Copy out every line of the material below word for word, leaving out the pictures.

(Raw records)
——————————

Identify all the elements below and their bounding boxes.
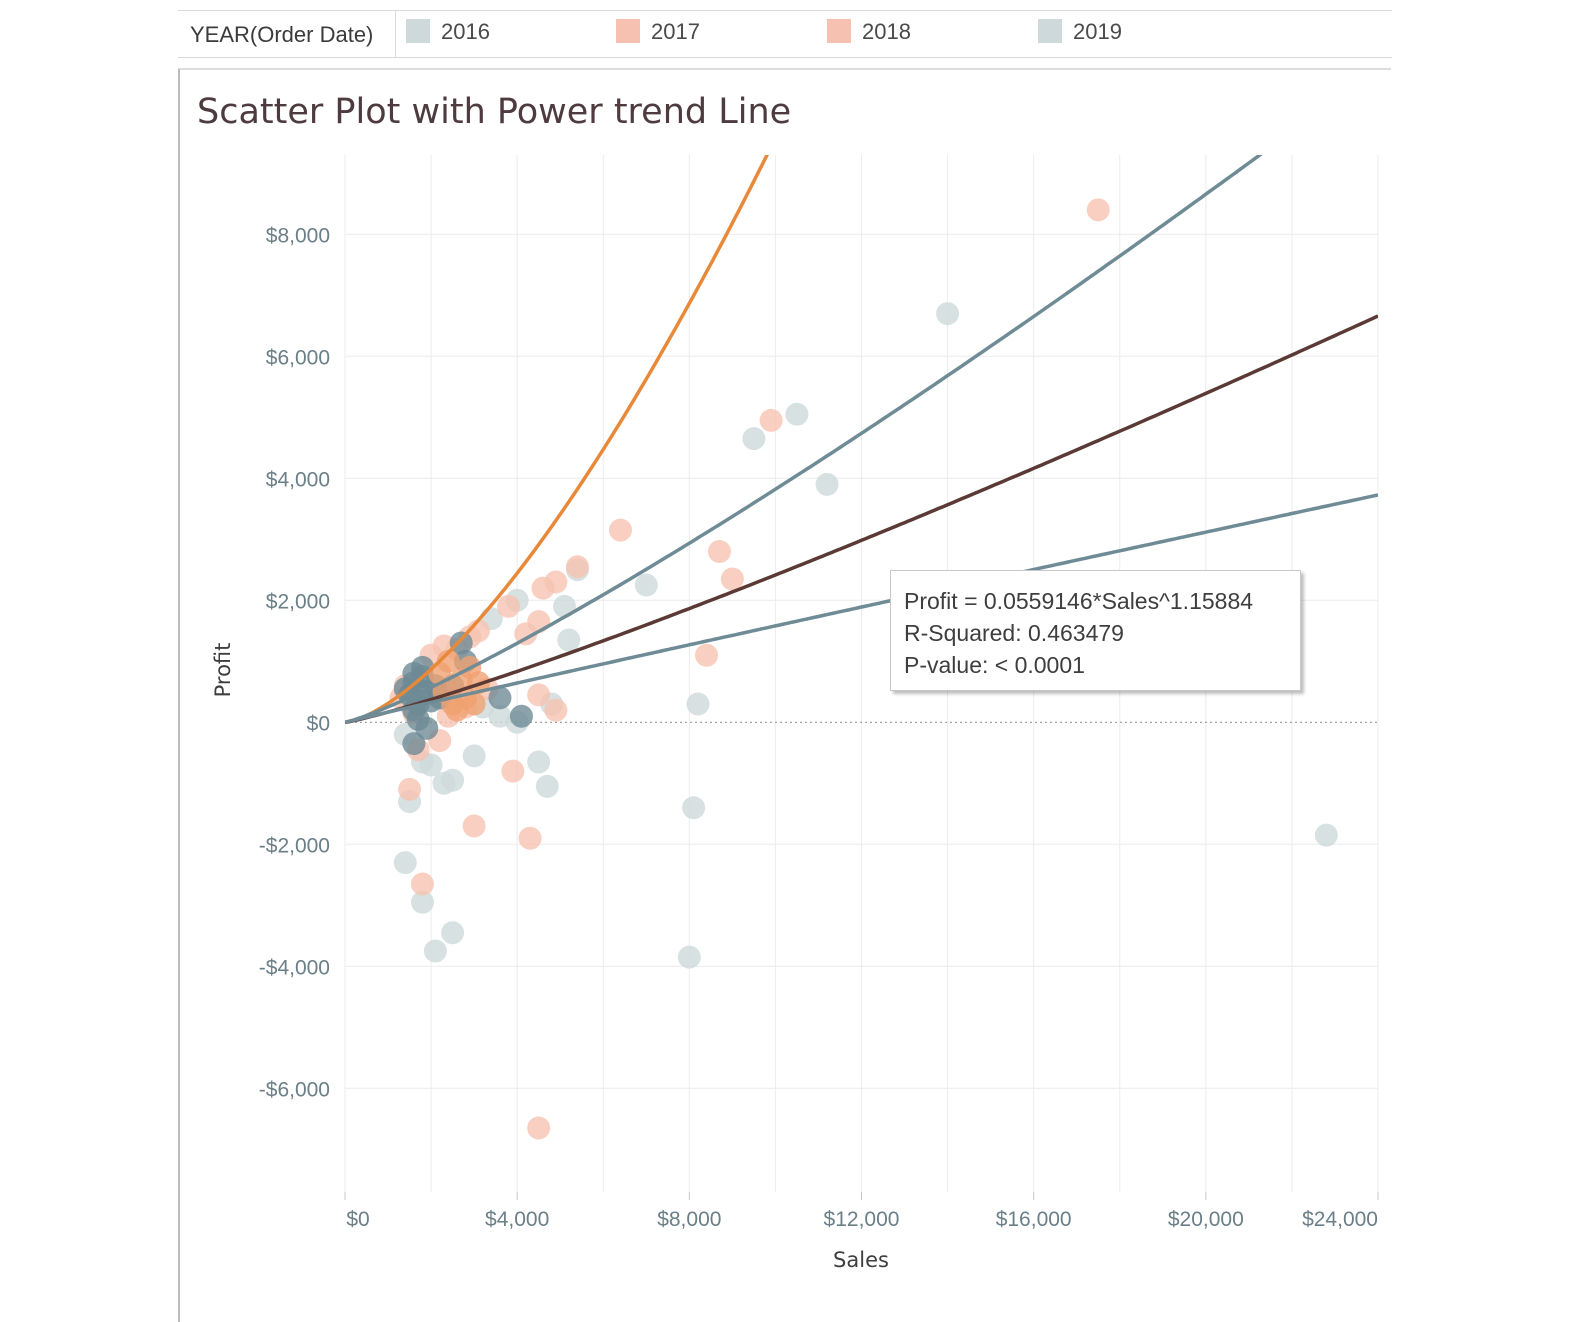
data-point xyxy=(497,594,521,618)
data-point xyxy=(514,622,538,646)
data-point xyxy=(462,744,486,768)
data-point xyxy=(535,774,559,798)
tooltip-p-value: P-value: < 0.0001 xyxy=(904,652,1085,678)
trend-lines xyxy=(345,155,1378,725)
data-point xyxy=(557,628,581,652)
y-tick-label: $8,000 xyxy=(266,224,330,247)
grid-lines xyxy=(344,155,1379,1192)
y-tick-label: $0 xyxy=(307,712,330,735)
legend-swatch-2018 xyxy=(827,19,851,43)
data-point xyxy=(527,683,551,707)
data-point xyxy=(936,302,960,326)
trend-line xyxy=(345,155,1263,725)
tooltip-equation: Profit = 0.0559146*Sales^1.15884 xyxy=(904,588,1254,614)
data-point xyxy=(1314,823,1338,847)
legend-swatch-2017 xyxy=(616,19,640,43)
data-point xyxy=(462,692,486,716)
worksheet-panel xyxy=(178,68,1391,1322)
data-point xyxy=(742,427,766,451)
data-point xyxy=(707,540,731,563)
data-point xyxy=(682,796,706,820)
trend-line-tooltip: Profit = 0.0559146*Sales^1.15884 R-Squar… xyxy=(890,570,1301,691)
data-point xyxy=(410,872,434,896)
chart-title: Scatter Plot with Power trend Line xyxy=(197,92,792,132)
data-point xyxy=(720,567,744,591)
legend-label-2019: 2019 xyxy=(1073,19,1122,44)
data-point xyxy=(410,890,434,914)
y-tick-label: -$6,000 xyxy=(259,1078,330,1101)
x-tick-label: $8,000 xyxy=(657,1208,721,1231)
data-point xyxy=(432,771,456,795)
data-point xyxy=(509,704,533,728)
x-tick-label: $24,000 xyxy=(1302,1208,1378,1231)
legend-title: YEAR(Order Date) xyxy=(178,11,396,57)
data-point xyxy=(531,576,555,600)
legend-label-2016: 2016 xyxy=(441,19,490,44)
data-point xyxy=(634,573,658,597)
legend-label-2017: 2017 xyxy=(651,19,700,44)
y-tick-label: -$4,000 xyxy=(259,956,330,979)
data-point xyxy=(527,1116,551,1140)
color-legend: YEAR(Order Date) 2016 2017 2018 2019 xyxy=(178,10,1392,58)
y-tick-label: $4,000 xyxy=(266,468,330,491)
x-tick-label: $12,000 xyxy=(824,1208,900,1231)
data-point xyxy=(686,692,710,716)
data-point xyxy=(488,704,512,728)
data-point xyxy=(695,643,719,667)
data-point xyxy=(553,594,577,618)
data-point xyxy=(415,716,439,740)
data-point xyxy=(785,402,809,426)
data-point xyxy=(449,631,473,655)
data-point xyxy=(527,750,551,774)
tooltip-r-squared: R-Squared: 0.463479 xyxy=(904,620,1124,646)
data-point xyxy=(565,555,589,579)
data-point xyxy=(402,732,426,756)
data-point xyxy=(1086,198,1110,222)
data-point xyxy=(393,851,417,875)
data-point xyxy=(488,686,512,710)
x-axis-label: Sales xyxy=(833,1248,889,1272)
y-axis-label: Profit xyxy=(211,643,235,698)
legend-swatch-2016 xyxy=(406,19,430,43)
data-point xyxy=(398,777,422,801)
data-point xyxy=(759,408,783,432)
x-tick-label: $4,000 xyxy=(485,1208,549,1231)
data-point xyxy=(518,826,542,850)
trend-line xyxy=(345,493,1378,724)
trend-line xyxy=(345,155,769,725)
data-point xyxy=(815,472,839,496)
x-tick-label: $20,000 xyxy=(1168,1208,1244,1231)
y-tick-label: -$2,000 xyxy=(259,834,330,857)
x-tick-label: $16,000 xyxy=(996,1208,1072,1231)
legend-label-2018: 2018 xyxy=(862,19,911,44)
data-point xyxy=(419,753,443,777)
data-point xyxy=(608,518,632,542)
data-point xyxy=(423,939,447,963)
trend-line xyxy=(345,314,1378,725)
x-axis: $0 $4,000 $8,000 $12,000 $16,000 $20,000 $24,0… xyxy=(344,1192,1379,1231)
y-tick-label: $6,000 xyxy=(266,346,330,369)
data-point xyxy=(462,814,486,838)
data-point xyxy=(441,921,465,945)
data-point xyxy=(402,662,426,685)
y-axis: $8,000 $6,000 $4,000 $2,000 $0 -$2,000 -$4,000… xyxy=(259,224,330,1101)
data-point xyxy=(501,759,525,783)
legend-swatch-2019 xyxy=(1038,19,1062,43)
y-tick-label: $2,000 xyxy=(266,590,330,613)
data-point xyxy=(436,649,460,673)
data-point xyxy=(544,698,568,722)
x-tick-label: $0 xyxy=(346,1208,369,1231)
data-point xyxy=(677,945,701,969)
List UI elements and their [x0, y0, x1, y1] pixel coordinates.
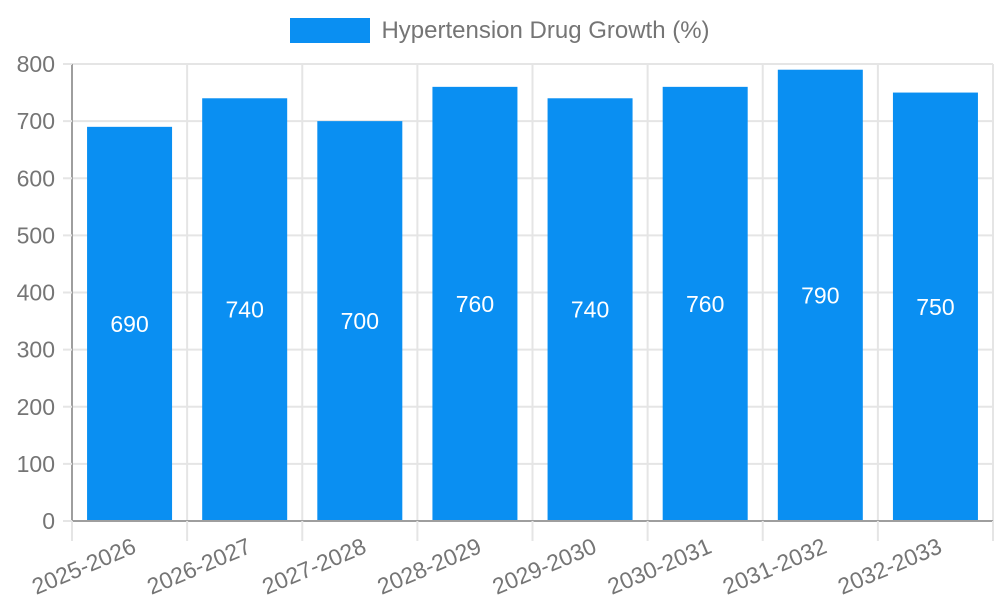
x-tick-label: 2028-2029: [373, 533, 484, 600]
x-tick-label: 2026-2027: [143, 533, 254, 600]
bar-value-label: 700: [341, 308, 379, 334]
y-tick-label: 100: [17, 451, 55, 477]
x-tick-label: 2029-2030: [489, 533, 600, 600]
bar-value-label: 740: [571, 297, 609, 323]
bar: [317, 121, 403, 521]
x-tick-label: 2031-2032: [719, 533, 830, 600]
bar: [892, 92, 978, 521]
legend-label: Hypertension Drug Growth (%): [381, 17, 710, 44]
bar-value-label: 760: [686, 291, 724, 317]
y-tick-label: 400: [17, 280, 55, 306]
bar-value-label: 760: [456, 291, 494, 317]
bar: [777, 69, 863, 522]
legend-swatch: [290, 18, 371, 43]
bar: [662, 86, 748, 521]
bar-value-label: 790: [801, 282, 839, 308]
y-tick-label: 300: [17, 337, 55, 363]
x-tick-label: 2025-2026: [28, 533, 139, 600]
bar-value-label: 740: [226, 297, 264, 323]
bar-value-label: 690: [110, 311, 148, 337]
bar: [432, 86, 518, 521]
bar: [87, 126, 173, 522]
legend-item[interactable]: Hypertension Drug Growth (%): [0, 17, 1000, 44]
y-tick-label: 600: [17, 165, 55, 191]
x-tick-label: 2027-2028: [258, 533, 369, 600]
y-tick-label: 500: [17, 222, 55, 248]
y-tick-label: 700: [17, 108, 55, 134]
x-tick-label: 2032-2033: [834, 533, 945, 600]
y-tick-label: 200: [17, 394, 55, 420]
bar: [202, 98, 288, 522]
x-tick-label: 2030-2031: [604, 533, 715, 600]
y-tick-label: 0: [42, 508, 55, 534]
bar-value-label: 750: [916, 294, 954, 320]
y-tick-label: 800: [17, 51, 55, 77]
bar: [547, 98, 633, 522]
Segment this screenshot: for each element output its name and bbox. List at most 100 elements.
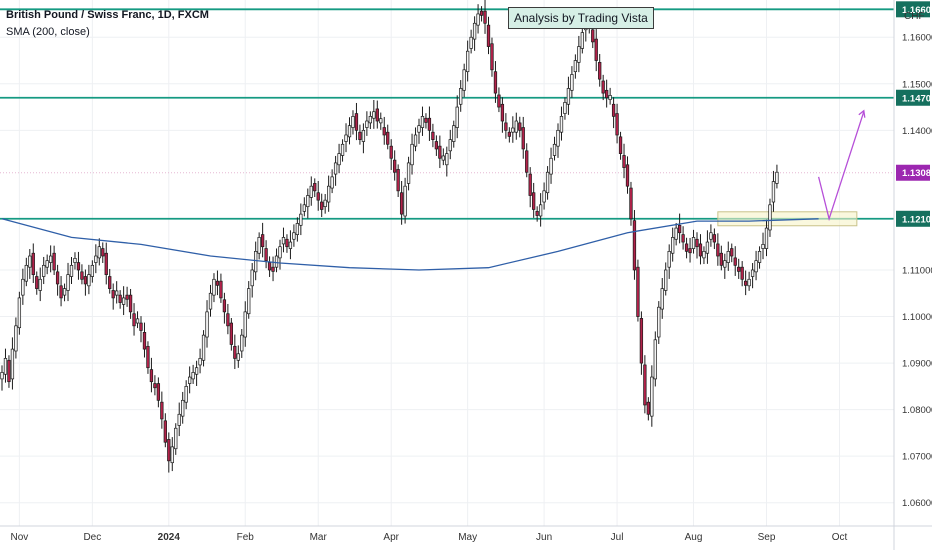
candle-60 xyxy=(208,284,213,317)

——————————

**THE RESPONSE**
Identify all the elements below and their bounding boxes.
data-point xyxy=(497,594,521,618)
data-point xyxy=(514,622,538,646)
data-point xyxy=(462,744,486,768)
data-point xyxy=(535,774,559,798)
tooltip-p-value: P-value: < 0.0001 xyxy=(904,652,1085,678)
trend-lines xyxy=(345,155,1378,725)
data-point xyxy=(557,628,581,652)
y-tick-label: $8,000 xyxy=(266,224,330,247)
grid-lines xyxy=(344,155,1379,1192)
y-tick-label: $0 xyxy=(307,712,330,735)
legend-swatch-2018 xyxy=(827,19,851,43)
data-point xyxy=(527,683,551,707)
data-point xyxy=(936,302,960,326)
trend-line xyxy=(345,155,1263,725)
tooltip-equation: Profit = 0.0559146*Sales^1.15884 xyxy=(904,588,1254,614)
data-point xyxy=(1314,823,1338,847)
legend-swatch-2017 xyxy=(616,19,640,43)
data-point xyxy=(462,692,486,716)
worksheet-panel xyxy=(178,68,1391,1322)
data-point xyxy=(742,427,766,451)
data-point xyxy=(707,540,731,563)
data-point xyxy=(682,796,706,820)
trend-line-tooltip: Profit = 0.0559146*Sales^1.15884 R-Squar… xyxy=(890,570,1301,691)
data-point xyxy=(410,872,434,896)
chart-title: Scatter Plot with Power trend Line xyxy=(197,92,792,132)
data-point xyxy=(720,567,744,591)
legend-label-2019: 2019 xyxy=(1073,19,1122,44)
data-point xyxy=(410,890,434,914)
y-tick-label: -$6,000 xyxy=(259,1078,330,1101)
x-tick-label: $8,000 xyxy=(657,1208,721,1231)
data-point xyxy=(432,771,456,795)
data-point xyxy=(509,704,533,728)
x-tick-label: $24,000 xyxy=(1302,1208,1378,1231)
legend-title: YEAR(Order Date) xyxy=(178,11,396,57)
data-point xyxy=(531,576,555,600)
legend-label-2016: 2016 xyxy=(441,19,490,44)
data-point xyxy=(634,573,658,597)
legend-label-2017: 2017 xyxy=(651,19,700,44)
y-tick-label: -$4,000 xyxy=(259,956,330,979)
data-point xyxy=(527,1116,551,1140)
color-legend: YEAR(Order Date) 2016 2017 2018 2019 xyxy=(178,10,1392,58)
y-tick-label: $4,000 xyxy=(266,468,330,491)
x-tick-label: $12,000 xyxy=(824,1208,900,1231)
data-point xyxy=(686,692,710,716)
data-point xyxy=(488,704,512,728)
data-point xyxy=(695,643,719,667)
data-point xyxy=(553,594,577,618)
data-point xyxy=(415,716,439,740)
data-point xyxy=(785,402,809,426)
data-point xyxy=(449,631,473,655)
data-point xyxy=(527,750,551,774)
tooltip-r-squared: R-Squared: 0.463479 xyxy=(904,620,1124,646)
data-point xyxy=(565,555,589,579)
data-point xyxy=(402,732,426,756)
data-point xyxy=(1086,198,1110,222)
data-point xyxy=(393,851,417,875)
data-point xyxy=(488,686,512,710)
x-axis-label: Sales xyxy=(833,1248,889,1272)
y-axis-label: Profit xyxy=(211,643,235,698)
legend-swatch-2016 xyxy=(406,19,430,43)
data-point xyxy=(398,777,422,801)
data-point xyxy=(759,408,783,432)
x-tick-label: $4,000 xyxy=(485,1208,549,1231)
data-point xyxy=(518,826,542,850)
trend-line xyxy=(345,493,1378,724)
trend-line xyxy=(345,155,769,725)
data-point xyxy=(815,472,839,496)
x-tick-label: $20,000 xyxy=(1168,1208,1244,1231)
y-tick-label: -$2,000 xyxy=(259,834,330,857)
x-tick-label: $16,000 xyxy=(996,1208,1072,1231)
legend-label-2018: 2018 xyxy=(862,19,911,44)
data-point xyxy=(419,753,443,777)
data-point xyxy=(608,518,632,542)
data-point xyxy=(423,939,447,963)
trend-line xyxy=(345,314,1378,725)
x-axis: $0 $4,000 $8,000 $12,000 $16,000 $20,000 $24,0… xyxy=(344,1192,1379,1231)
y-tick-label: $6,000 xyxy=(266,346,330,369)
data-point xyxy=(462,814,486,838)
data-point xyxy=(441,921,465,945)
data-point xyxy=(402,662,426,685)
y-axis: $8,000 $6,000 $4,000 $2,000 $0 -$2,000 -$4,000… xyxy=(259,224,330,1101)
data-point xyxy=(501,759,525,783)
legend-swatch-2019 xyxy=(1038,19,1062,43)
y-tick-label: $2,000 xyxy=(266,590,330,613)
data-point xyxy=(436,649,460,673)
data-point xyxy=(544,698,568,722)
x-tick-label: $0 xyxy=(346,1208,369,1231)
data-point xyxy=(677,945,701,969)
List UI elements and their [x0, y0, x1, y1] pixel coordinates.
x-tick-label: 2028-2029: [373, 533, 484, 600]
x-tick-label: 2026-2027: [143, 533, 254, 600]
bar-value-label: 700: [341, 308, 379, 334]
y-tick-label: 100: [17, 451, 55, 477]
x-tick-label: 2029-2030: [489, 533, 600, 600]
bar-value-label: 740: [571, 297, 609, 323]
bar: [317, 121, 403, 521]
x-tick-label: 2031-2032: [719, 533, 830, 600]
bar: [892, 92, 978, 521]
legend-label: Hypertension Drug Growth (%): [381, 17, 710, 44]
bar-value-label: 760: [686, 291, 724, 317]
y-tick-label: 400: [17, 280, 55, 306]
bar-value-label: 760: [456, 291, 494, 317]
bar: [777, 69, 863, 522]
legend-swatch: [290, 18, 371, 43]
bar: [662, 86, 748, 521]
bar-value-label: 790: [801, 282, 839, 308]
y-tick-label: 300: [17, 337, 55, 363]
x-tick-label: 2025-2026: [28, 533, 139, 600]
bar-value-label: 740: [226, 297, 264, 323]
bar-value-label: 690: [110, 311, 148, 337]
bar: [432, 86, 518, 521]
bar: [87, 126, 173, 522]
legend-item[interactable]: Hypertension Drug Growth (%): [0, 17, 1000, 44]
y-tick-label: 600: [17, 165, 55, 191]
x-tick-label: 2027-2028: [258, 533, 369, 600]
y-tick-label: 500: [17, 222, 55, 248]
y-tick-label: 700: [17, 108, 55, 134]
x-tick-label: 2032-2033: [834, 533, 945, 600]
y-tick-label: 200: [17, 394, 55, 420]
bar: [202, 98, 288, 522]
x-tick-label: 2030-2031: [604, 533, 715, 600]
y-tick-label: 0: [42, 508, 55, 534]
bar-value-label: 750: [916, 294, 954, 320]
y-tick-label: 800: [17, 51, 55, 77]
bar: [547, 98, 633, 522]
Segment this screenshot: for each element output its name and bbox. List at most 100 elements.
candle-60 xyxy=(208,284,213,317)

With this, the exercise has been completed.